Copy the records below exactly, leaving out every picture.

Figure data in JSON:

****************************************

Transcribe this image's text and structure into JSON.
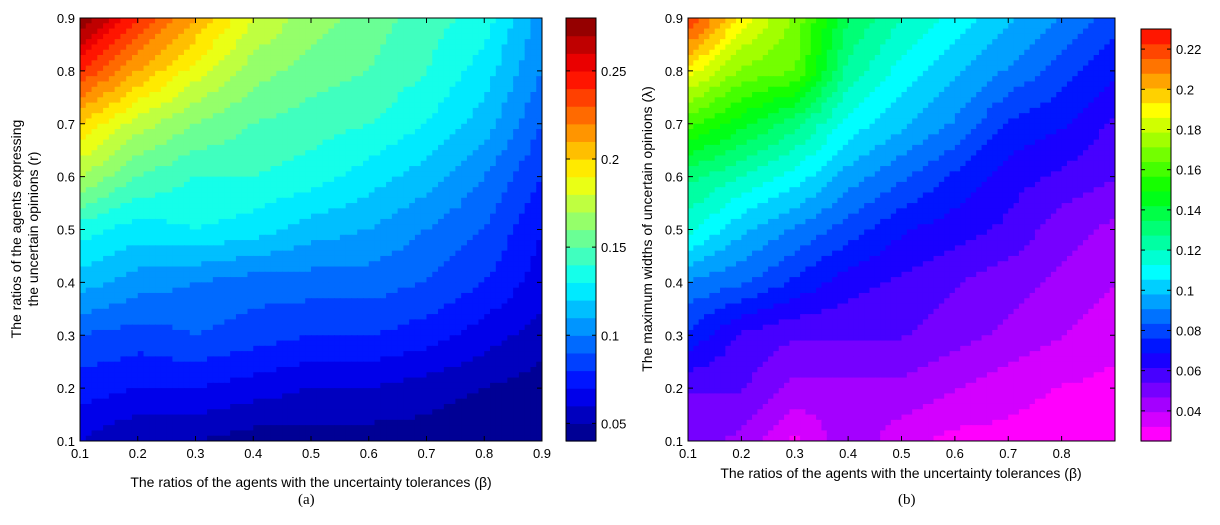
{
  "figure": {
    "panel_a_caption": "(a)",
    "panel_b_caption": "(b)"
  },
  "chart_data": [
    {
      "type": "heatmap",
      "subtype": "filled-contour",
      "colormap": "jet",
      "title": "",
      "xlabel": "The ratios of the agents with the uncertainty tolerances (β)",
      "ylabel_line1": "The ratios of the agents expressing",
      "ylabel_line2": "the uncertain opinions (r)",
      "xlim": [
        0.1,
        0.9
      ],
      "ylim": [
        0.1,
        0.9
      ],
      "clim": [
        0.04,
        0.28
      ],
      "x": [
        0.1,
        0.2,
        0.3,
        0.4,
        0.5,
        0.6,
        0.7,
        0.8,
        0.9
      ],
      "y": [
        0.1,
        0.2,
        0.3,
        0.4,
        0.5,
        0.6,
        0.7,
        0.8,
        0.9
      ],
      "z": [
        [
          0.06,
          0.05,
          0.05,
          0.045,
          0.045,
          0.045,
          0.045,
          0.04,
          0.04
        ],
        [
          0.075,
          0.07,
          0.07,
          0.065,
          0.06,
          0.06,
          0.055,
          0.05,
          0.045
        ],
        [
          0.09,
          0.085,
          0.09,
          0.085,
          0.08,
          0.08,
          0.075,
          0.065,
          0.055
        ],
        [
          0.115,
          0.105,
          0.1,
          0.095,
          0.095,
          0.095,
          0.09,
          0.08,
          0.065
        ],
        [
          0.135,
          0.125,
          0.13,
          0.125,
          0.115,
          0.11,
          0.1,
          0.09,
          0.07
        ],
        [
          0.17,
          0.15,
          0.14,
          0.14,
          0.135,
          0.125,
          0.115,
          0.1,
          0.08
        ],
        [
          0.2,
          0.175,
          0.16,
          0.15,
          0.145,
          0.14,
          0.13,
          0.115,
          0.09
        ],
        [
          0.24,
          0.21,
          0.185,
          0.165,
          0.155,
          0.15,
          0.14,
          0.125,
          0.1
        ],
        [
          0.28,
          0.24,
          0.21,
          0.18,
          0.165,
          0.155,
          0.145,
          0.135,
          0.105
        ]
      ],
      "xticks": [
        "0.1",
        "0.2",
        "0.3",
        "0.4",
        "0.5",
        "0.6",
        "0.7",
        "0.8",
        "0.9"
      ],
      "yticks": [
        "0.1",
        "0.2",
        "0.3",
        "0.4",
        "0.5",
        "0.6",
        "0.7",
        "0.8",
        "0.9"
      ],
      "colorbar_ticks": [
        "0.05",
        "0.1",
        "0.15",
        "0.2",
        "0.25"
      ]
    },
    {
      "type": "heatmap",
      "subtype": "filled-contour",
      "colormap": "hsv-reversed",
      "title": "",
      "xlabel": "The ratios of the agents with the uncertainty tolerances (β)",
      "ylabel": "The maximum widths of uncertain opinions (λ)",
      "xlim": [
        0.1,
        0.9
      ],
      "ylim": [
        0.1,
        0.9
      ],
      "clim": [
        0.025,
        0.23
      ],
      "x": [
        0.1,
        0.2,
        0.3,
        0.4,
        0.5,
        0.6,
        0.7,
        0.8,
        0.9
      ],
      "y": [
        0.1,
        0.2,
        0.3,
        0.4,
        0.5,
        0.6,
        0.7,
        0.8,
        0.9
      ],
      "z": [
        [
          0.05,
          0.045,
          0.03,
          0.045,
          0.035,
          0.03,
          0.03,
          0.028,
          0.027
        ],
        [
          0.055,
          0.055,
          0.045,
          0.045,
          0.045,
          0.04,
          0.035,
          0.032,
          0.03
        ],
        [
          0.075,
          0.06,
          0.055,
          0.055,
          0.055,
          0.05,
          0.045,
          0.04,
          0.035
        ],
        [
          0.09,
          0.085,
          0.075,
          0.065,
          0.06,
          0.055,
          0.05,
          0.045,
          0.04
        ],
        [
          0.115,
          0.1,
          0.09,
          0.08,
          0.07,
          0.065,
          0.06,
          0.05,
          0.045
        ],
        [
          0.13,
          0.12,
          0.11,
          0.095,
          0.085,
          0.075,
          0.065,
          0.06,
          0.055
        ],
        [
          0.16,
          0.145,
          0.13,
          0.11,
          0.1,
          0.09,
          0.075,
          0.07,
          0.06
        ],
        [
          0.19,
          0.17,
          0.165,
          0.125,
          0.11,
          0.1,
          0.09,
          0.08,
          0.07
        ],
        [
          0.225,
          0.19,
          0.17,
          0.135,
          0.12,
          0.11,
          0.1,
          0.09,
          0.08
        ]
      ],
      "xticks": [
        "0.1",
        "0.2",
        "0.3",
        "0.4",
        "0.5",
        "0.6",
        "0.7",
        "0.8"
      ],
      "yticks": [
        "0.1",
        "0.2",
        "0.3",
        "0.4",
        "0.5",
        "0.6",
        "0.7",
        "0.8",
        "0.9"
      ],
      "colorbar_ticks": [
        "0.04",
        "0.06",
        "0.08",
        "0.1",
        "0.12",
        "0.14",
        "0.16",
        "0.18",
        "0.2",
        "0.22"
      ]
    }
  ]
}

****************************************

*Exercise output:*
Transcribe this image's text and structure into JSON.
{
  "figure": {
    "panel_a_caption": "(a)",
    "panel_b_caption": "(b)"
  },
  "chart_data": [
    {
      "type": "heatmap",
      "subtype": "filled-contour",
      "colormap": "jet",
      "title": "",
      "xlabel": "The ratios of the agents with the uncertainty tolerances (β)",
      "ylabel_line1": "The ratios of the agents expressing",
      "ylabel_line2": "the uncertain opinions (r)",
      "xlim": [
        0.1,
        0.9
      ],
      "ylim": [
        0.1,
        0.9
      ],
      "clim": [
        0.04,
        0.28
      ],
      "x": [
        0.1,
        0.2,
        0.3,
        0.4,
        0.5,
        0.6,
        0.7,
        0.8,
        0.9
      ],
      "y": [
        0.1,
        0.2,
        0.3,
        0.4,
        0.5,
        0.6,
        0.7,
        0.8,
        0.9
      ],
      "z": [
        [
          0.06,
          0.05,
          0.05,
          0.045,
          0.045,
          0.045,
          0.045,
          0.04,
          0.04
        ],
        [
          0.075,
          0.07,
          0.07,
          0.065,
          0.06,
          0.06,
          0.055,
          0.05,
          0.045
        ],
        [
          0.09,
          0.085,
          0.09,
          0.085,
          0.08,
          0.08,
          0.075,
          0.065,
          0.055
        ],
        [
          0.115,
          0.105,
          0.1,
          0.095,
          0.095,
          0.095,
          0.09,
          0.08,
          0.065
        ],
        [
          0.135,
          0.125,
          0.13,
          0.125,
          0.115,
          0.11,
          0.1,
          0.09,
          0.07
        ],
        [
          0.17,
          0.15,
          0.14,
          0.14,
          0.135,
          0.125,
          0.115,
          0.1,
          0.08
        ],
        [
          0.2,
          0.175,
          0.16,
          0.15,
          0.145,
          0.14,
          0.13,
          0.115,
          0.09
        ],
        [
          0.24,
          0.21,
          0.185,
          0.165,
          0.155,
          0.15,
          0.14,
          0.125,
          0.1
        ],
        [
          0.28,
          0.24,
          0.21,
          0.18,
          0.165,
          0.155,
          0.145,
          0.135,
          0.105
        ]
      ],
      "xticks": [
        "0.1",
        "0.2",
        "0.3",
        "0.4",
        "0.5",
        "0.6",
        "0.7",
        "0.8",
        "0.9"
      ],
      "yticks": [
        "0.1",
        "0.2",
        "0.3",
        "0.4",
        "0.5",
        "0.6",
        "0.7",
        "0.8",
        "0.9"
      ],
      "colorbar_ticks": [
        "0.05",
        "0.1",
        "0.15",
        "0.2",
        "0.25"
      ]
    },
    {
      "type": "heatmap",
      "subtype": "filled-contour",
      "colormap": "hsv-reversed",
      "title": "",
      "xlabel": "The ratios of the agents with the uncertainty tolerances (β)",
      "ylabel": "The maximum widths of uncertain opinions (λ)",
      "xlim": [
        0.1,
        0.9
      ],
      "ylim": [
        0.1,
        0.9
      ],
      "clim": [
        0.025,
        0.23
      ],
      "x": [
        0.1,
        0.2,
        0.3,
        0.4,
        0.5,
        0.6,
        0.7,
        0.8,
        0.9
      ],
      "y": [
        0.1,
        0.2,
        0.3,
        0.4,
        0.5,
        0.6,
        0.7,
        0.8,
        0.9
      ],
      "z": [
        [
          0.05,
          0.045,
          0.03,
          0.045,
          0.035,
          0.03,
          0.03,
          0.028,
          0.027
        ],
        [
          0.055,
          0.055,
          0.045,
          0.045,
          0.045,
          0.04,
          0.035,
          0.032,
          0.03
        ],
        [
          0.075,
          0.06,
          0.055,
          0.055,
          0.055,
          0.05,
          0.045,
          0.04,
          0.035
        ],
        [
          0.09,
          0.085,
          0.075,
          0.065,
          0.06,
          0.055,
          0.05,
          0.045,
          0.04
        ],
        [
          0.115,
          0.1,
          0.09,
          0.08,
          0.07,
          0.065,
          0.06,
          0.05,
          0.045
        ],
        [
          0.13,
          0.12,
          0.11,
          0.095,
          0.085,
          0.075,
          0.065,
          0.06,
          0.055
        ],
        [
          0.16,
          0.145,
          0.13,
          0.11,
          0.1,
          0.09,
          0.075,
          0.07,
          0.06
        ],
        [
          0.19,
          0.17,
          0.165,
          0.125,
          0.11,
          0.1,
          0.09,
          0.08,
          0.07
        ],
        [
          0.225,
          0.19,
          0.17,
          0.135,
          0.12,
          0.11,
          0.1,
          0.09,
          0.08
        ]
      ],
      "xticks": [
        "0.1",
        "0.2",
        "0.3",
        "0.4",
        "0.5",
        "0.6",
        "0.7",
        "0.8"
      ],
      "yticks": [
        "0.1",
        "0.2",
        "0.3",
        "0.4",
        "0.5",
        "0.6",
        "0.7",
        "0.8",
        "0.9"
      ],
      "colorbar_ticks": [
        "0.04",
        "0.06",
        "0.08",
        "0.1",
        "0.12",
        "0.14",
        "0.16",
        "0.18",
        "0.2",
        "0.22"
      ]
    }
  ]
}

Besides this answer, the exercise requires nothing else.